## [WHAT TO WORK ON]
Repeat each record below exactly as given.

## [INFORMATION PROVIDED]
"""

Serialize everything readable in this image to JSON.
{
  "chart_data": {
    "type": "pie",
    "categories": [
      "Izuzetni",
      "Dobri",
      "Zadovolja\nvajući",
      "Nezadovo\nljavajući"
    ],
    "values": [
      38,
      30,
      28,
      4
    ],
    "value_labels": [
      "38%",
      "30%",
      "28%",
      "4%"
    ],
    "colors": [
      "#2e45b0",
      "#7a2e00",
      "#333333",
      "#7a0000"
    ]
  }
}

"""

## [RESPONSE TO THIS EXERCISE]
Serialize everything readable in this image to JSON.
{
  "chart_data": {
    "type": "pie",
    "categories": [
      "Izuzetni",
      "Dobri",
      "Zadovolja\nvajući",
      "Nezadovo\nljavajući"
    ],
    "values": [
      38,
      30,
      28,
      4
    ],
    "value_labels": [
      "38%",
      "30%",
      "28%",
      "4%"
    ],
    "colors": [
      "#2e45b0",
      "#7a2e00",
      "#333333",
      "#7a0000"
    ]
  }
}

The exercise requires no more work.